§ WORK TO BE COMPLETED
All of the data that follows should be retyped exactly, please, except the pictures.

Stored records:
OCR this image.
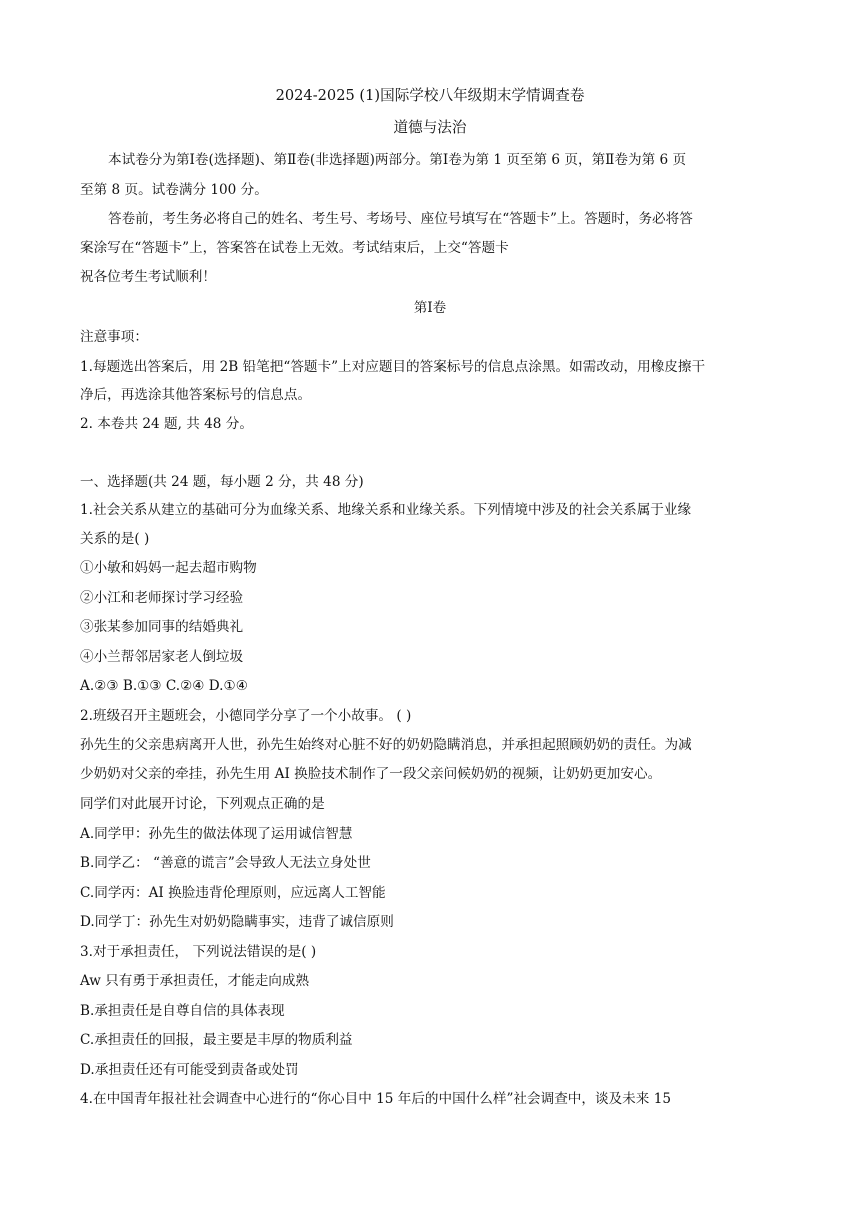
2024-2025 (1)国际学校八年级期末学情调查卷
道德与法治
本试卷分为第Ⅰ卷(选择题)、第Ⅱ卷(非选择题)两部分。第Ⅰ卷为第 1 页至第 6 页，第Ⅱ卷为第 6 页
至第 8 页。试卷满分 100 分。
答卷前，考生务必将自己的姓名、考生号、考场号、座位号填写在“答题卡”上。答题时，务必将答
案涂写在“答题卡”上，答案答在试卷上无效。考试结束后，上交“答题卡
祝各位考生考试顺利！
第Ⅰ卷
注意事项：
1.每题选出答案后，用 2B 铅笔把“答题卡”上对应题目的答案标号的信息点涂黑。如需改动，用橡皮擦干
净后，再选涂其他答案标号的信息点。
2. 本卷共 24 题, 共 48 分。
一、选择题(共 24 题，每小题 2 分，共 48 分)
1.社会关系从建立的基础可分为血缘关系、地缘关系和业缘关系。下列情境中涉及的社会关系属于业缘
关系的是( )
①小敏和妈妈一起去超市购物
②小江和老师探讨学习经验
③张某参加同事的结婚典礼
④小兰帮邻居家老人倒垃圾
A.②③ B.①③ C.②④ D.①④
2.班级召开主题班会，小德同学分享了一个小故事。 ( )
孙先生的父亲患病离开人世，孙先生始终对心脏不好的奶奶隐瞒消息，并承担起照顾奶奶的责任。为减
少奶奶对父亲的牵挂，孙先生用 AI 换脸技术制作了一段父亲问候奶奶的视频，让奶奶更加安心。
同学们对此展开讨论，下列观点正确的是
A.同学甲：孙先生的做法体现了运用诚信智慧
B.同学乙： “善意的谎言”会导致人无法立身处世
C.同学丙：AI 换脸违背伦理原则，应远离人工智能
D.同学丁：孙先生对奶奶隐瞒事实，违背了诚信原则
3.对于承担责任， 下列说法错误的是( )
Aw 只有勇于承担责任，才能走向成熟
B.承担责任是自尊自信的具体表现
C.承担责任的回报，最主要是丰厚的物质利益
D.承担责任还有可能受到责备或处罚
4.在中国青年报社社会调查中心进行的“你心目中 15 年后的中国什么样”社会调查中，谈及未来 15
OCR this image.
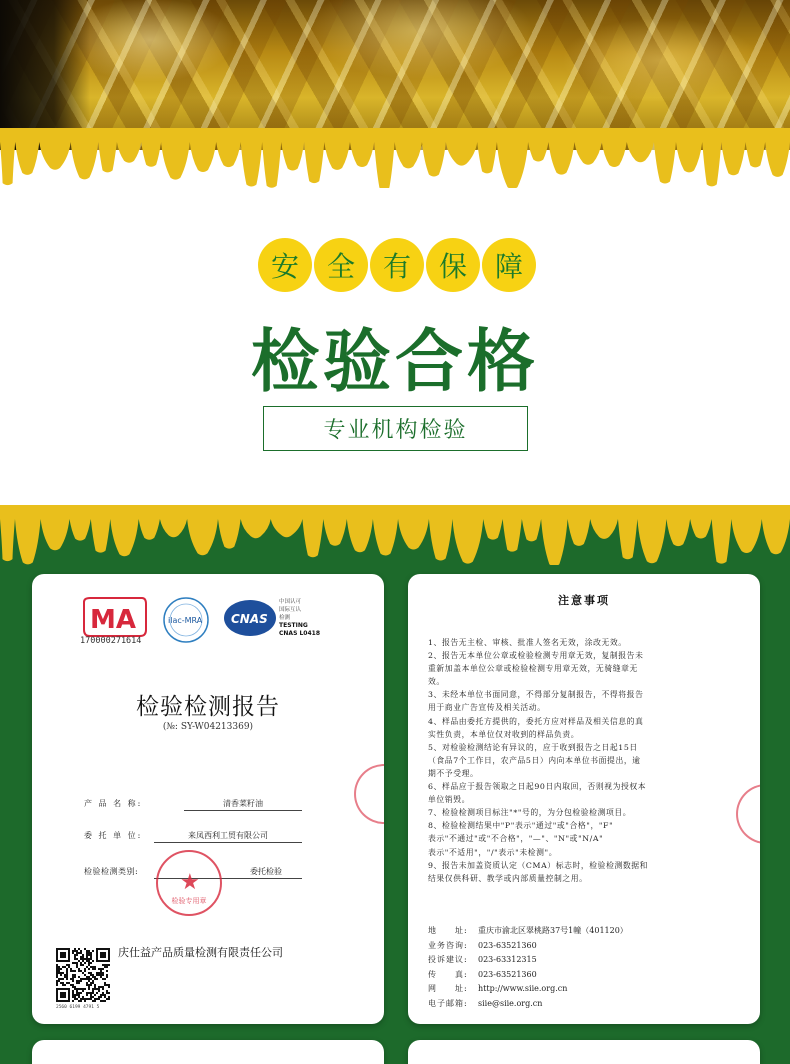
安 全 有 保 障
检验合格
专业机构检验
MA	ilac-MRA CNAS
170000271614
中国认可
国际互认
检测
TESTING
CNAS L0418
检验检测报告
(№: SY-W04213369)
产 品 名 称:	清香菜籽油
委 托 单 位:	来凤西利工贸有限公司
检验检测类别:	委托检验
★
检验专用章
2560 6199 4791 5
庆仕益产品质量检测有限责任公司
注意事项
1、报告无主检、审核、批准人签名无效，涂改无效。
2、报告无本单位公章或检验检测专用章无效，复制报告未
重新加盖本单位公章或检验检测专用章无效，无骑缝章无
效。
3、未经本单位书面同意，不得部分复制报告，不得将报告
用于商业广告宣传及相关活动。
4、样品由委托方提供的，委托方应对样品及相关信息的真
实性负责，本单位仅对收到的样品负责。
5、对检验检测结论有异议的，应于收到报告之日起15日
（食品7个工作日，农产品5日）内向本单位书面提出，逾
期不予受理。
6、样品应于报告领取之日起90日内取回，否则视为授权本
单位销毁。
7、检验检测项目标注"*"号的，为分包检验检测项目。
8、检验检测结果中"P"表示"通过"或"合格"，"F"
表示"不通过"或"不合格"，"—"、"N"或"N/A"
表示"不适用"，"/"表示"未检测"。
9、报告未加盖资质认定（CMA）标志时，检验检测数据和
结果仅供科研、教学或内部质量控制之用。
地　　址:	重庆市渝北区翠桃路37号1幢（401120）
业务咨询:	023-63521360
投诉建议:	023-63312315
传　　真:	023-63521360
网　　址:	http://www.siie.org.cn
电子邮箱:	siie@siie.org.cn
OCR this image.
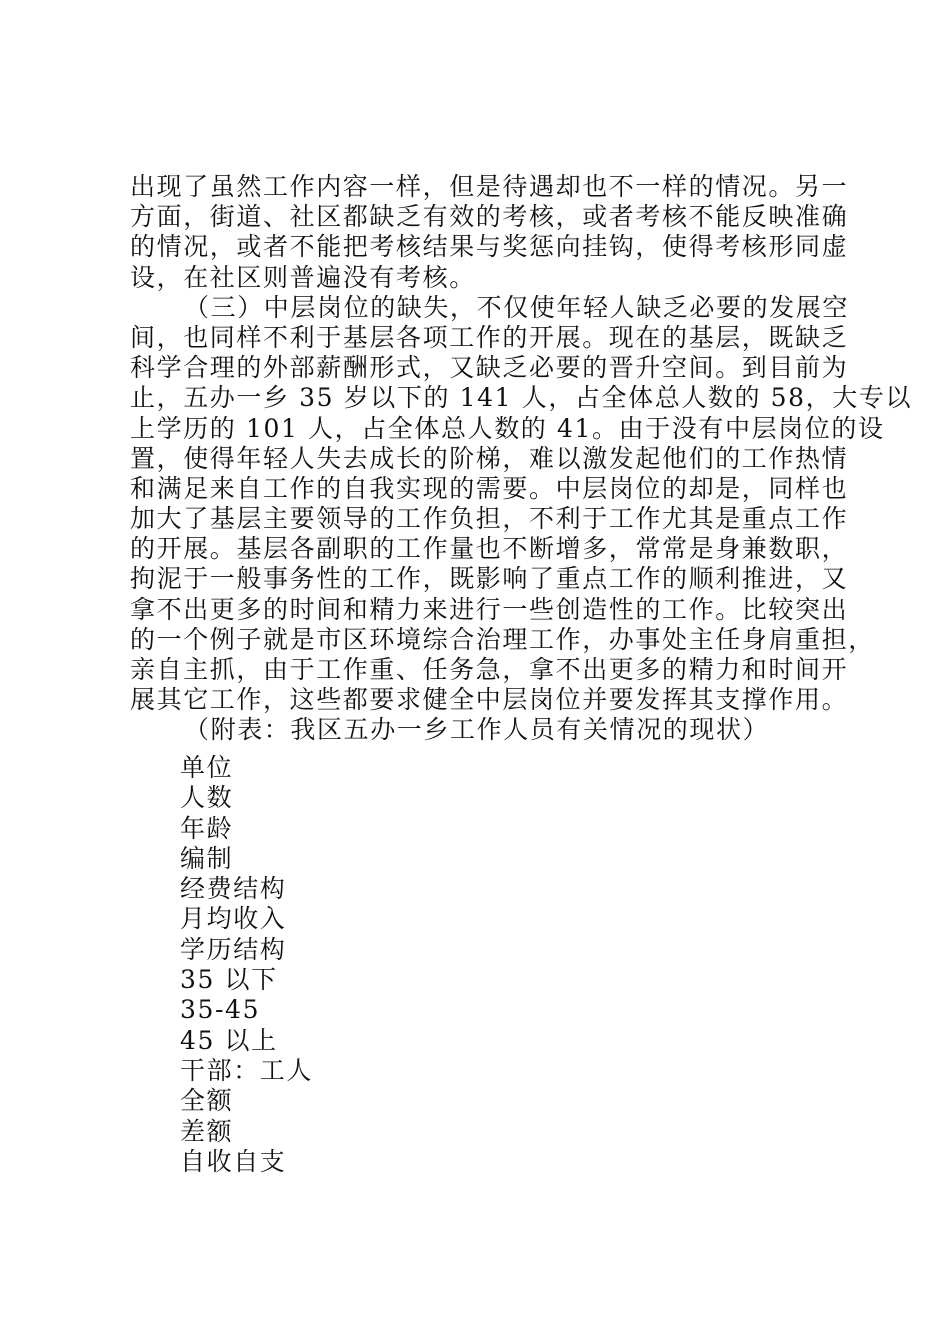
出现了虽然工作内容一样，但是待遇却也不一样的情况。另一
方面，街道、社区都缺乏有效的考核，或者考核不能反映准确
的情况，或者不能把考核结果与奖惩向挂钩，使得考核形同虚
设，在社区则普遍没有考核。
（三）中层岗位的缺失，不仅使年轻人缺乏必要的发展空
间，也同样不利于基层各项工作的开展。现在的基层，既缺乏
科学合理的外部薪酬形式，又缺乏必要的晋升空间。到目前为
止，五办一乡 35 岁以下的 141 人，占全体总人数的 58，大专以
上学历的 101 人，占全体总人数的 41。由于没有中层岗位的设
置，使得年轻人失去成长的阶梯，难以激发起他们的工作热情
和满足来自工作的自我实现的需要。中层岗位的却是，同样也
加大了基层主要领导的工作负担，不利于工作尤其是重点工作
的开展。基层各副职的工作量也不断增多，常常是身兼数职，
拘泥于一般事务性的工作，既影响了重点工作的顺利推进，又
拿不出更多的时间和精力来进行一些创造性的工作。比较突出
的一个例子就是市区环境综合治理工作，办事处主任身肩重担，
亲自主抓，由于工作重、任务急，拿不出更多的精力和时间开
展其它工作，这些都要求健全中层岗位并要发挥其支撑作用。
（附表：我区五办一乡工作人员有关情况的现状）
单位
人数
年龄
编制
经费结构
月均收入
学历结构
35 以下
35-45
45 以上
干部：工人
全额
差额
自收自支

§ WRITTEN RESPONSE
OCR this image.
2024-2025 (1)国际学校八年级期末学情调查卷
道德与法治
本试卷分为第Ⅰ卷(选择题)、第Ⅱ卷(非选择题)两部分。第Ⅰ卷为第 1 页至第 6 页，第Ⅱ卷为第 6 页
至第 8 页。试卷满分 100 分。
答卷前，考生务必将自己的姓名、考生号、考场号、座位号填写在“答题卡”上。答题时，务必将答
案涂写在“答题卡”上，答案答在试卷上无效。考试结束后，上交“答题卡
祝各位考生考试顺利！
第Ⅰ卷
注意事项：
1.每题选出答案后，用 2B 铅笔把“答题卡”上对应题目的答案标号的信息点涂黑。如需改动，用橡皮擦干
净后，再选涂其他答案标号的信息点。
2. 本卷共 24 题, 共 48 分。
一、选择题(共 24 题，每小题 2 分，共 48 分)
1.社会关系从建立的基础可分为血缘关系、地缘关系和业缘关系。下列情境中涉及的社会关系属于业缘
关系的是( )
①小敏和妈妈一起去超市购物
②小江和老师探讨学习经验
③张某参加同事的结婚典礼
④小兰帮邻居家老人倒垃圾
A.②③ B.①③ C.②④ D.①④
2.班级召开主题班会，小德同学分享了一个小故事。 ( )
孙先生的父亲患病离开人世，孙先生始终对心脏不好的奶奶隐瞒消息，并承担起照顾奶奶的责任。为减
少奶奶对父亲的牵挂，孙先生用 AI 换脸技术制作了一段父亲问候奶奶的视频，让奶奶更加安心。
同学们对此展开讨论，下列观点正确的是
A.同学甲：孙先生的做法体现了运用诚信智慧
B.同学乙： “善意的谎言”会导致人无法立身处世
C.同学丙：AI 换脸违背伦理原则，应远离人工智能
D.同学丁：孙先生对奶奶隐瞒事实，违背了诚信原则
3.对于承担责任， 下列说法错误的是( )
Aw 只有勇于承担责任，才能走向成熟
B.承担责任是自尊自信的具体表现
C.承担责任的回报，最主要是丰厚的物质利益
D.承担责任还有可能受到责备或处罚
4.在中国青年报社社会调查中心进行的“你心目中 15 年后的中国什么样”社会调查中，谈及未来 15
OCR this image.
安 全 有 保 障
检验合格
专业机构检验
MA	ilac-MRA CNAS
170000271614
中国认可
国际互认
检测
TESTING
CNAS L0418
检验检测报告
(№: SY-W04213369)
产 品 名 称:	清香菜籽油
委 托 单 位:	来凤西利工贸有限公司
检验检测类别:	委托检验
★
检验专用章
2560 6199 4791 5
庆仕益产品质量检测有限责任公司
注意事项
1、报告无主检、审核、批准人签名无效，涂改无效。
2、报告无本单位公章或检验检测专用章无效，复制报告未
重新加盖本单位公章或检验检测专用章无效，无骑缝章无
效。
3、未经本单位书面同意，不得部分复制报告，不得将报告
用于商业广告宣传及相关活动。
4、样品由委托方提供的，委托方应对样品及相关信息的真
实性负责，本单位仅对收到的样品负责。
5、对检验检测结论有异议的，应于收到报告之日起15日
（食品7个工作日，农产品5日）内向本单位书面提出，逾
期不予受理。
6、样品应于报告领取之日起90日内取回，否则视为授权本
单位销毁。
7、检验检测项目标注"*"号的，为分包检验检测项目。
8、检验检测结果中"P"表示"通过"或"合格"，"F"
表示"不通过"或"不合格"，"—"、"N"或"N/A"
表示"不适用"，"/"表示"未检测"。
9、报告未加盖资质认定（CMA）标志时，检验检测数据和
结果仅供科研、教学或内部质量控制之用。
地　　址:	重庆市渝北区翠桃路37号1幢（401120）
业务咨询:	023-63521360
投诉建议:	023-63312315
传　　真:	023-63521360
网　　址:	http://www.siie.org.cn
电子邮箱:	siie@siie.org.cn
OCR this image.
出现了虽然工作内容一样，但是待遇却也不一样的情况。另一
方面，街道、社区都缺乏有效的考核，或者考核不能反映准确
的情况，或者不能把考核结果与奖惩向挂钩，使得考核形同虚
设，在社区则普遍没有考核。
（三）中层岗位的缺失，不仅使年轻人缺乏必要的发展空
间，也同样不利于基层各项工作的开展。现在的基层，既缺乏
科学合理的外部薪酬形式，又缺乏必要的晋升空间。到目前为
止，五办一乡 35 岁以下的 141 人，占全体总人数的 58，大专以
上学历的 101 人，占全体总人数的 41。由于没有中层岗位的设
置，使得年轻人失去成长的阶梯，难以激发起他们的工作热情
和满足来自工作的自我实现的需要。中层岗位的却是，同样也
加大了基层主要领导的工作负担，不利于工作尤其是重点工作
的开展。基层各副职的工作量也不断增多，常常是身兼数职，
拘泥于一般事务性的工作，既影响了重点工作的顺利推进，又
拿不出更多的时间和精力来进行一些创造性的工作。比较突出
的一个例子就是市区环境综合治理工作，办事处主任身肩重担，
亲自主抓，由于工作重、任务急，拿不出更多的精力和时间开
展其它工作，这些都要求健全中层岗位并要发挥其支撑作用。
（附表：我区五办一乡工作人员有关情况的现状）
单位
人数
年龄
编制
经费结构
月均收入
学历结构
35 以下
35-45
45 以上
干部：工人
全额
差额
自收自支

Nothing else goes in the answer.